# What is asked:
Transcribe the whole listing without a single picture.

# Dataset rows about figures:
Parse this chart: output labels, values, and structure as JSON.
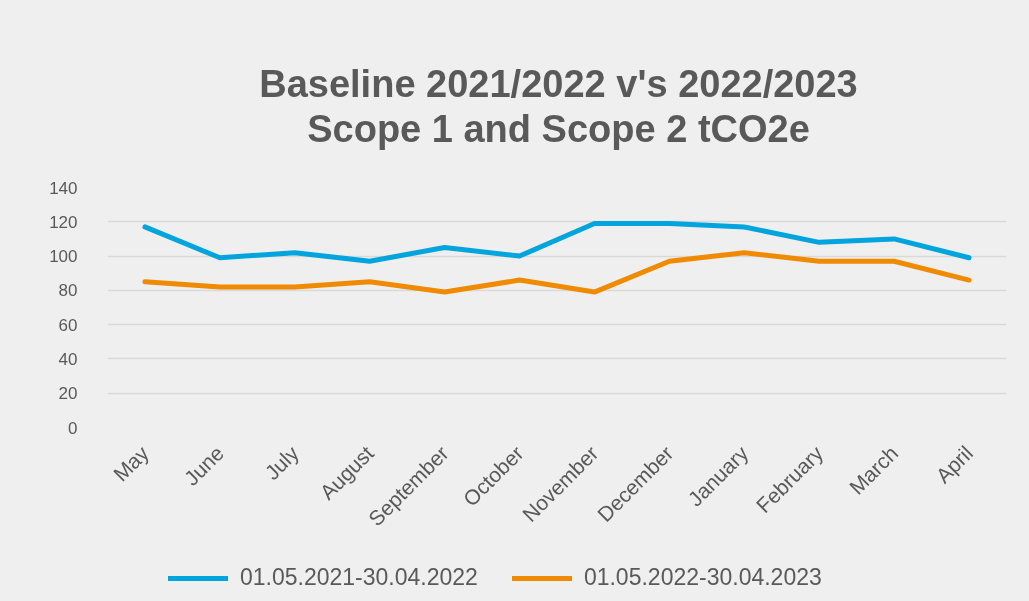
{
  "chart_data": {
    "type": "line",
    "title": "Baseline 2021/2022 v's 2022/2023\nScope 1 and Scope 2 tCO2e",
    "categories": [
      "May",
      "June",
      "July",
      "August",
      "September",
      "October",
      "November",
      "December",
      "January",
      "February",
      "March",
      "April"
    ],
    "series": [
      {
        "name": "01.05.2021-30.04.2022",
        "color": "#00a5de",
        "values": [
          117,
          99,
          102,
          97,
          105,
          100,
          119,
          119,
          117,
          108,
          110,
          99
        ]
      },
      {
        "name": "01.05.2022-30.04.2023",
        "color": "#f08b00",
        "values": [
          85,
          82,
          82,
          85,
          79,
          86,
          79,
          97,
          102,
          97,
          97,
          86
        ]
      }
    ],
    "ylim": [
      0,
      140
    ],
    "yticks": [
      0,
      20,
      40,
      60,
      80,
      100,
      120,
      140
    ],
    "grid": "y",
    "legend": "bottom"
  }
}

# Exercise solution:
Parse this chart: output labels, values, and structure as JSON.
{
  "chart_data": {
    "type": "line",
    "title": "Baseline 2021/2022 v's 2022/2023\nScope 1 and Scope 2 tCO2e",
    "categories": [
      "May",
      "June",
      "July",
      "August",
      "September",
      "October",
      "November",
      "December",
      "January",
      "February",
      "March",
      "April"
    ],
    "series": [
      {
        "name": "01.05.2021-30.04.2022",
        "color": "#00a5de",
        "values": [
          117,
          99,
          102,
          97,
          105,
          100,
          119,
          119,
          117,
          108,
          110,
          99
        ]
      },
      {
        "name": "01.05.2022-30.04.2023",
        "color": "#f08b00",
        "values": [
          85,
          82,
          82,
          85,
          79,
          86,
          79,
          97,
          102,
          97,
          97,
          86
        ]
      }
    ],
    "ylim": [
      0,
      140
    ],
    "yticks": [
      0,
      20,
      40,
      60,
      80,
      100,
      120,
      140
    ],
    "grid": "y",
    "legend": "bottom"
  }
}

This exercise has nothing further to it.